(begin)
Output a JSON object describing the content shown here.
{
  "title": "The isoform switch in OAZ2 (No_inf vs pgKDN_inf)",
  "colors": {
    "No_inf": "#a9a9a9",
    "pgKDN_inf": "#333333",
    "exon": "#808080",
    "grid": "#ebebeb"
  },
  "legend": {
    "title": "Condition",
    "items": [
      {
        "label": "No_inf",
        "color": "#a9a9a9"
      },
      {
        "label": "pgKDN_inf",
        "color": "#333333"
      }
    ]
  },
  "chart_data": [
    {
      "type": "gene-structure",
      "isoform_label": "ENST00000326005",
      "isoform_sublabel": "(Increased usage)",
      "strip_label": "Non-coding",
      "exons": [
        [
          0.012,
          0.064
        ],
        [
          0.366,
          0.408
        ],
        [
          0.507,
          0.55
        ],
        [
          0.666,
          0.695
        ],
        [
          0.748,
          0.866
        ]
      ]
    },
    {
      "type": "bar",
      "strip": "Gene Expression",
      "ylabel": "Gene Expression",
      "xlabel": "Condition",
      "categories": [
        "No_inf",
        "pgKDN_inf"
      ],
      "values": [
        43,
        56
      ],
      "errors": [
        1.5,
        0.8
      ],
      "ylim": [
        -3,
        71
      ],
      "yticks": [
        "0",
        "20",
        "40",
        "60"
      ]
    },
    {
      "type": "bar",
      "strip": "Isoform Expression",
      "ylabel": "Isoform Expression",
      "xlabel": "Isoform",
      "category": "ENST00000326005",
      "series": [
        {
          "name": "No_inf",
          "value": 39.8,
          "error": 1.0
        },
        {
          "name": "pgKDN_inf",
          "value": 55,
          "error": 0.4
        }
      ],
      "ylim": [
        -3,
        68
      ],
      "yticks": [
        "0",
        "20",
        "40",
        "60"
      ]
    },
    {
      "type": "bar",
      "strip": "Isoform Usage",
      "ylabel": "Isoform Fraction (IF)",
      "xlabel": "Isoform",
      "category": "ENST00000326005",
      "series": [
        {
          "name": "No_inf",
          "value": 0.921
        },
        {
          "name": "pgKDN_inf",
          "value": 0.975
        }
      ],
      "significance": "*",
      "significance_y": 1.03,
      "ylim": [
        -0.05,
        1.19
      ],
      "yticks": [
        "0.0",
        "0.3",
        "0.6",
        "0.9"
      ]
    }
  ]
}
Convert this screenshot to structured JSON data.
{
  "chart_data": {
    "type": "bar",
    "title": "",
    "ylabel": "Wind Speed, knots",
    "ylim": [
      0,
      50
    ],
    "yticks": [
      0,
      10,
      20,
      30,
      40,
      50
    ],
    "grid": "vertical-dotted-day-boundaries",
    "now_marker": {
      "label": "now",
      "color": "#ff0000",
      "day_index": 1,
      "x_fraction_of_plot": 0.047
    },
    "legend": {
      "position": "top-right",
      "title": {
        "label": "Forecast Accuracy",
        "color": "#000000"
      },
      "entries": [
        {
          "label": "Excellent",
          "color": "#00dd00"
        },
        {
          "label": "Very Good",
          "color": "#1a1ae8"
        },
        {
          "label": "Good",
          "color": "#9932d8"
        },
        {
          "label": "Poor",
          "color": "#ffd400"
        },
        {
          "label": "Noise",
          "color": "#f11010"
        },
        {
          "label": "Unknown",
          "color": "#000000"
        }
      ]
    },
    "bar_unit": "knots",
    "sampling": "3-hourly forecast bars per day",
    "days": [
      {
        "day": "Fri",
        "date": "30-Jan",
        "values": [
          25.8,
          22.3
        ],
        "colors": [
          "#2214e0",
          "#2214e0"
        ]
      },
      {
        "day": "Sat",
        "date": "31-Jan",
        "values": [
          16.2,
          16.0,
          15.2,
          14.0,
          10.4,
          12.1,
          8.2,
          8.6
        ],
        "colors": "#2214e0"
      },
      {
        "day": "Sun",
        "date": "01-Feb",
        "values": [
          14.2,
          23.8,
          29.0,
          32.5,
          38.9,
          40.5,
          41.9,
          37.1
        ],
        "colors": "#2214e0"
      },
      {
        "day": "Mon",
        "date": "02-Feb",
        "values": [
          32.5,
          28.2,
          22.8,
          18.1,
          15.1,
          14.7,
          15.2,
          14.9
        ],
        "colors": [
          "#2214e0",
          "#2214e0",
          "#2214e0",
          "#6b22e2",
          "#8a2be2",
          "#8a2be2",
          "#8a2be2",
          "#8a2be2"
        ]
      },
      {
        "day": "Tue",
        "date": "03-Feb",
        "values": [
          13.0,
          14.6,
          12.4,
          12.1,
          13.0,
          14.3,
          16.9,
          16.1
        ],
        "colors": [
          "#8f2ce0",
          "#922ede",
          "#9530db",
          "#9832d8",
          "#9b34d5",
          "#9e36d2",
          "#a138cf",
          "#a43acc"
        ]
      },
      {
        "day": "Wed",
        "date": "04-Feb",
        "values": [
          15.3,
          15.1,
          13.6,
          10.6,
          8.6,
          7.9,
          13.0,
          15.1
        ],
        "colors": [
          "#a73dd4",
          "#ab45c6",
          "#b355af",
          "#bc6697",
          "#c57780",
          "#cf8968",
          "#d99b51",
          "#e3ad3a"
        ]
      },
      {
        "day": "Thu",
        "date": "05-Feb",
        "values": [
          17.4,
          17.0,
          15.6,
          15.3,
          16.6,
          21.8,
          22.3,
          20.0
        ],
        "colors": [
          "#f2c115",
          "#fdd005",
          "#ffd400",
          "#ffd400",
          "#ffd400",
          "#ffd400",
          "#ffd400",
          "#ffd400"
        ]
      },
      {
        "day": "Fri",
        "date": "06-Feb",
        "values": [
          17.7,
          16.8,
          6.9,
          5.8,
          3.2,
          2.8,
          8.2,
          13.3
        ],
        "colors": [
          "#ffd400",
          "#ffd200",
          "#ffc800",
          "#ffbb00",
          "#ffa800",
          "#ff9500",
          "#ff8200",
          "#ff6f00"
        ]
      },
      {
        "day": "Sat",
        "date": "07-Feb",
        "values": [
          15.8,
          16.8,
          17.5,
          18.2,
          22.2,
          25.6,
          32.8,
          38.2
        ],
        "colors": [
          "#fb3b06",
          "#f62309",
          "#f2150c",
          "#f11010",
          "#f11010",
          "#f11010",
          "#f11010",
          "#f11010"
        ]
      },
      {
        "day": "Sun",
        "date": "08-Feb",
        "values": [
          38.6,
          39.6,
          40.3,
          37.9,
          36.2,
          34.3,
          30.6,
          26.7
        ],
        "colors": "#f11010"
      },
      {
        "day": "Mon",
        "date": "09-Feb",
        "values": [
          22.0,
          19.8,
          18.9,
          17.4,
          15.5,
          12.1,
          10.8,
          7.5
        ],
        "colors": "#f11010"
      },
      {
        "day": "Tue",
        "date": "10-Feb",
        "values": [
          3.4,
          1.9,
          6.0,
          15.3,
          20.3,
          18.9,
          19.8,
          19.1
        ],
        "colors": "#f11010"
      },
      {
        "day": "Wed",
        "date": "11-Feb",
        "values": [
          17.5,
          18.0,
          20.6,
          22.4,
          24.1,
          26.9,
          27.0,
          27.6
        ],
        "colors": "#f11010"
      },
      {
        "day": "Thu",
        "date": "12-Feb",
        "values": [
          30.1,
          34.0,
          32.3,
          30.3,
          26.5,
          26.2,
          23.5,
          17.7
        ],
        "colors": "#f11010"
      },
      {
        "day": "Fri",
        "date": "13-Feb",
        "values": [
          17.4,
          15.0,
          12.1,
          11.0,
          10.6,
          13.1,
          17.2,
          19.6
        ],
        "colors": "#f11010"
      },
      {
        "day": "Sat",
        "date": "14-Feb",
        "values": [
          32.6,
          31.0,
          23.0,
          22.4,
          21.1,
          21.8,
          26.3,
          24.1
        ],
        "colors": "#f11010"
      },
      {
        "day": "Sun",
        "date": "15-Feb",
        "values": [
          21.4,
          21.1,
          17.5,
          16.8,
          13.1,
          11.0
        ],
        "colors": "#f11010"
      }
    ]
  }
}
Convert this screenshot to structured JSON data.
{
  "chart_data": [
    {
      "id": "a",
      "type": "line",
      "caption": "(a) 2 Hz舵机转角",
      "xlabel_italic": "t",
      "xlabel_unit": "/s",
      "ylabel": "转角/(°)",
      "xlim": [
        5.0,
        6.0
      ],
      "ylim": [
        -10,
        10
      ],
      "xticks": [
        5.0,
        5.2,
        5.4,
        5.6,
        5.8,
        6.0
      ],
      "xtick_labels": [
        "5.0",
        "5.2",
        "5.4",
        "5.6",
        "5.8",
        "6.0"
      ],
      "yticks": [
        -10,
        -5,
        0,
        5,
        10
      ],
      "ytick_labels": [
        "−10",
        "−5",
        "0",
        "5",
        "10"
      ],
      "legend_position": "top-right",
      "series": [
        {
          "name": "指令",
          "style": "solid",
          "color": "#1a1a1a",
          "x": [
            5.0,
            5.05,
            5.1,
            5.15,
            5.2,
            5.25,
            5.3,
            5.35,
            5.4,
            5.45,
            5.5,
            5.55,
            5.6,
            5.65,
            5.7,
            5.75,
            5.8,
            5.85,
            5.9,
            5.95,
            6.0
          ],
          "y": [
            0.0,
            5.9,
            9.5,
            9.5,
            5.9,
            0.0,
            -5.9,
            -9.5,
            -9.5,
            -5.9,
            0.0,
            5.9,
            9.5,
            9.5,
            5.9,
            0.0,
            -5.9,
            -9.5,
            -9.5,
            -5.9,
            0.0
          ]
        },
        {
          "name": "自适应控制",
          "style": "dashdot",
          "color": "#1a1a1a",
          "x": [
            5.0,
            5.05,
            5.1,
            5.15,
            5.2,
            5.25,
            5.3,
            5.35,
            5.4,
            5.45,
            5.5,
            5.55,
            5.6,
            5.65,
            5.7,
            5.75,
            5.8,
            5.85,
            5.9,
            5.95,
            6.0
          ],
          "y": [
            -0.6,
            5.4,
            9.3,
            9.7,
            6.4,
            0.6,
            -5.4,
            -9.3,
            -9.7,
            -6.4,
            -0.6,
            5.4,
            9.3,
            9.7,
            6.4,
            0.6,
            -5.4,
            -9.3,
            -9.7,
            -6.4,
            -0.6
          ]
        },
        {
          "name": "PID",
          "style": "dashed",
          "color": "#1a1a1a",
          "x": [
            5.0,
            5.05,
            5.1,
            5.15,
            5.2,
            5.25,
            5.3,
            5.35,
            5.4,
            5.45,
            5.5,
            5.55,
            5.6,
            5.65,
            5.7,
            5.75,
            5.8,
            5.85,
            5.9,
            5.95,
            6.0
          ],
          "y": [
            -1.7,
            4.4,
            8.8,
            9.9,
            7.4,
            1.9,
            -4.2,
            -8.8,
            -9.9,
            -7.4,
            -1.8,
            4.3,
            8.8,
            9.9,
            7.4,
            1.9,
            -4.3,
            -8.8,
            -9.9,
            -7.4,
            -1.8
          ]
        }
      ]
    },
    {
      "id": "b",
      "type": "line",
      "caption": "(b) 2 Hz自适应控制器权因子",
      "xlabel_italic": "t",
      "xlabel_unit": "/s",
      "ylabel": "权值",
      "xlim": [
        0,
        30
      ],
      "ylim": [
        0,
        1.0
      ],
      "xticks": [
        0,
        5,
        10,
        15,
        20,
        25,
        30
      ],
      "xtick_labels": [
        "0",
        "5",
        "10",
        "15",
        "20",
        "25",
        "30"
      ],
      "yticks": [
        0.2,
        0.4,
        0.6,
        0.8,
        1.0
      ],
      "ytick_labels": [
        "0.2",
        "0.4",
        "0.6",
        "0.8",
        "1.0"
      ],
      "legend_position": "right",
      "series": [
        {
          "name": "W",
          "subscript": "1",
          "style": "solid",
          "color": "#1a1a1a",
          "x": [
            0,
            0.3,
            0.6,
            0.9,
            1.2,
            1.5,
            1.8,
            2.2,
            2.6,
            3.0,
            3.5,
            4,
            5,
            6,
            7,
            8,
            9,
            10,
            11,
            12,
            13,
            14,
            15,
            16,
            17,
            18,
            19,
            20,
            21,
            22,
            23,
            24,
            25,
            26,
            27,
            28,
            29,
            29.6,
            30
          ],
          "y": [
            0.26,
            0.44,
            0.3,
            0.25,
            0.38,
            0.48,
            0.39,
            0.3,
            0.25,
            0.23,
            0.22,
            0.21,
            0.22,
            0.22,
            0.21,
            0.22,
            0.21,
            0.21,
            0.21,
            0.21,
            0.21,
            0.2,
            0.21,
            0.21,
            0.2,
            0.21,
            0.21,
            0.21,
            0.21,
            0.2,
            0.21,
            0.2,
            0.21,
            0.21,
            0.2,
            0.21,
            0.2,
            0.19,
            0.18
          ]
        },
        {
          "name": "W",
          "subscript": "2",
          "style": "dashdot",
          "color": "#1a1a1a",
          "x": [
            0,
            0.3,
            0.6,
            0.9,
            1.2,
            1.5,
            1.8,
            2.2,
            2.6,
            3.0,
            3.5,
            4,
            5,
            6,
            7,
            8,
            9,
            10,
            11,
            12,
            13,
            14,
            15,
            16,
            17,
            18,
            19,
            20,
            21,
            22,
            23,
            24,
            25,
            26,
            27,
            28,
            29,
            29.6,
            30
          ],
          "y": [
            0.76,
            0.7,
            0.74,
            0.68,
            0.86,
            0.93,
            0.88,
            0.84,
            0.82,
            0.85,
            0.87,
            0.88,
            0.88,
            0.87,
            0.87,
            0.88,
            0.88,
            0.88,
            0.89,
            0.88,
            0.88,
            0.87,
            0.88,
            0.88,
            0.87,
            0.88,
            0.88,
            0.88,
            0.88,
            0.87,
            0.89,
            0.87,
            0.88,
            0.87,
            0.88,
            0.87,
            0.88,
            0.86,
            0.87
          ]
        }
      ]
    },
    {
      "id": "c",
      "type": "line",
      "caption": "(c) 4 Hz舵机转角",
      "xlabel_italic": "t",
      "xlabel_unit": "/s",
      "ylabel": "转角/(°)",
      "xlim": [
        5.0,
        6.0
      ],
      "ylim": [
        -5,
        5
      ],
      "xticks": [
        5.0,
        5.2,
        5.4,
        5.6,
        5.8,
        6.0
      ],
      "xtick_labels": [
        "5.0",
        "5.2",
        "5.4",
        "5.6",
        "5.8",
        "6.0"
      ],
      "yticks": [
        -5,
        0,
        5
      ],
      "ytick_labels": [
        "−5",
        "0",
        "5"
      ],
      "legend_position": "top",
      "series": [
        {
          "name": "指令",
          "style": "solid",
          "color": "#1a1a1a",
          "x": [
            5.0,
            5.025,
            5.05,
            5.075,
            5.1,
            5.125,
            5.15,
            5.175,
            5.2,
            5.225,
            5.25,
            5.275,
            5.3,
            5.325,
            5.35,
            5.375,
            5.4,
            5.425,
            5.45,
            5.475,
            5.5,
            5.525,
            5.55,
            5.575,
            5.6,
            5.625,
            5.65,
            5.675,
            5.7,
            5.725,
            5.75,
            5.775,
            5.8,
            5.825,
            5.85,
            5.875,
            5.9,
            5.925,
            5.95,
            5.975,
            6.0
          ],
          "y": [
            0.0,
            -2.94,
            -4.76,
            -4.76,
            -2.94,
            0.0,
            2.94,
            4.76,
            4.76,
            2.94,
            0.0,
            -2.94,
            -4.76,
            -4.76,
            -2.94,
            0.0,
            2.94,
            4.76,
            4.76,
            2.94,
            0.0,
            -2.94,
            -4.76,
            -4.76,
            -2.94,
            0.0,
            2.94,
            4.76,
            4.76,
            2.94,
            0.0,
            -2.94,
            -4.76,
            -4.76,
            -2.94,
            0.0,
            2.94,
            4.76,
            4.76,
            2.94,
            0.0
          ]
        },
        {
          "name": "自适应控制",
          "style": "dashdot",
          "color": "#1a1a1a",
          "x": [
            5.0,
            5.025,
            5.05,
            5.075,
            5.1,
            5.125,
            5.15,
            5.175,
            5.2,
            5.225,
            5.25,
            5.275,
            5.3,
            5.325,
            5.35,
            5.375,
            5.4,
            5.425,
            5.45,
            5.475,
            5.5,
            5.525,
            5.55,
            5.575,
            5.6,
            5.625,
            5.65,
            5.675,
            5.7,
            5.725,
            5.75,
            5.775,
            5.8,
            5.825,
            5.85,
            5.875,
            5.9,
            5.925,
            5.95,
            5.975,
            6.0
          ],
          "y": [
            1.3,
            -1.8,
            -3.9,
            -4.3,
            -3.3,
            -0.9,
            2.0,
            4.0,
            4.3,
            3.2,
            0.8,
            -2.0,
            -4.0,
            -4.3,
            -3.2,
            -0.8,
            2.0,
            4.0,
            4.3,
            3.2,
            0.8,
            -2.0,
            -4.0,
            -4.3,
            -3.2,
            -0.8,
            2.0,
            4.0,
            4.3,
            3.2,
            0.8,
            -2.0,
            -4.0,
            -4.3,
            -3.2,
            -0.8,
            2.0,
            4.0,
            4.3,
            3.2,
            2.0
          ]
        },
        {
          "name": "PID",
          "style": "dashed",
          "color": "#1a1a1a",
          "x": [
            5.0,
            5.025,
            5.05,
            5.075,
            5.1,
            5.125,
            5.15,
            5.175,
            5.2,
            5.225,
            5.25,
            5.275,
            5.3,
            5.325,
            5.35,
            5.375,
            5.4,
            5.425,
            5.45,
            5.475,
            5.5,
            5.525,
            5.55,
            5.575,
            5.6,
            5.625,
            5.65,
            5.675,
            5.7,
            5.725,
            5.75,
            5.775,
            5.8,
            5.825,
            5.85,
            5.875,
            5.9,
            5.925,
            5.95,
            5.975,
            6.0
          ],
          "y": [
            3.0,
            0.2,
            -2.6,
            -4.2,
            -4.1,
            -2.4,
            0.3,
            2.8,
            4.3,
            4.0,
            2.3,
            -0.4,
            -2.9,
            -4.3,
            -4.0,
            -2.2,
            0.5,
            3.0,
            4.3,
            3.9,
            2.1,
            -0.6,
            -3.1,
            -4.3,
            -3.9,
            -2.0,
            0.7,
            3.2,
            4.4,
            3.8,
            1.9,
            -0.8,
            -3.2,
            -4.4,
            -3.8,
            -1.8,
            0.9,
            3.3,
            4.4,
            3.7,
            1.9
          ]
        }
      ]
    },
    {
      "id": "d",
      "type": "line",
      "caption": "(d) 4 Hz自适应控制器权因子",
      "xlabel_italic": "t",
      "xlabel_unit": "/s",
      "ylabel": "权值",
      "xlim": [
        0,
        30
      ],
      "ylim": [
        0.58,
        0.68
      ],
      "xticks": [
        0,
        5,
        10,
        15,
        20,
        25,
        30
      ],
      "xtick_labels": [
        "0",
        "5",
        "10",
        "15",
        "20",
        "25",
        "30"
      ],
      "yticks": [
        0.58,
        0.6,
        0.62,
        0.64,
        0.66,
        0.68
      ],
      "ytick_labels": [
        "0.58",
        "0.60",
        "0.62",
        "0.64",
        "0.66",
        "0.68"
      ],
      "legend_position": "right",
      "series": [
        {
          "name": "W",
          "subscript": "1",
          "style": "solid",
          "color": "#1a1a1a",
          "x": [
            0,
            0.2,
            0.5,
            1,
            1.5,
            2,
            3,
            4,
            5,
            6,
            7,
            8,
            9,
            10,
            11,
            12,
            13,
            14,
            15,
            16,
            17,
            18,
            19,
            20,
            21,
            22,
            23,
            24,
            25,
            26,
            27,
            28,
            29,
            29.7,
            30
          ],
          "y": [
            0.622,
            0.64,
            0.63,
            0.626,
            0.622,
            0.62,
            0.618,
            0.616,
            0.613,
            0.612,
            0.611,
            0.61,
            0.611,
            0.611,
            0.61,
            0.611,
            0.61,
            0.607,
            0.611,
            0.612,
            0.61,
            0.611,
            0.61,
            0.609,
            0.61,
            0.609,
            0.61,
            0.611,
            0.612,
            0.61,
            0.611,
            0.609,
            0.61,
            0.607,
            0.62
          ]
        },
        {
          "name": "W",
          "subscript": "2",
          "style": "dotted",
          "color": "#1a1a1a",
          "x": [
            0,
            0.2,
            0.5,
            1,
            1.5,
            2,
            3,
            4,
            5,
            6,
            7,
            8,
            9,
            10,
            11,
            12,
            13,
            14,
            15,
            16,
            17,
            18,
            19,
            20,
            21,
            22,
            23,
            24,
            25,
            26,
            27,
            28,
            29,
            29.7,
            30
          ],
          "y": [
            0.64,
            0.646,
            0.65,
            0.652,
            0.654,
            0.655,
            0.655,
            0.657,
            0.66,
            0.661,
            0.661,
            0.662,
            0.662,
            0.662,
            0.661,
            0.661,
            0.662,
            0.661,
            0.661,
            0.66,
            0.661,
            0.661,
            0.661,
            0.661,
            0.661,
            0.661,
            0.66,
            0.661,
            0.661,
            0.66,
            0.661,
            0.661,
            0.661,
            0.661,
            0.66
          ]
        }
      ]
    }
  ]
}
(end)
**INSTRUCTIONS FOR THE TASK**
Your task is to gather all lines from the entries above that hold the word "Hz自适应控制器权因子".

**TASK RESPONSE**
      "caption": "(b) 2 Hz自适应控制器权因子",
      "caption": "(d) 4 Hz自适应控制器权因子",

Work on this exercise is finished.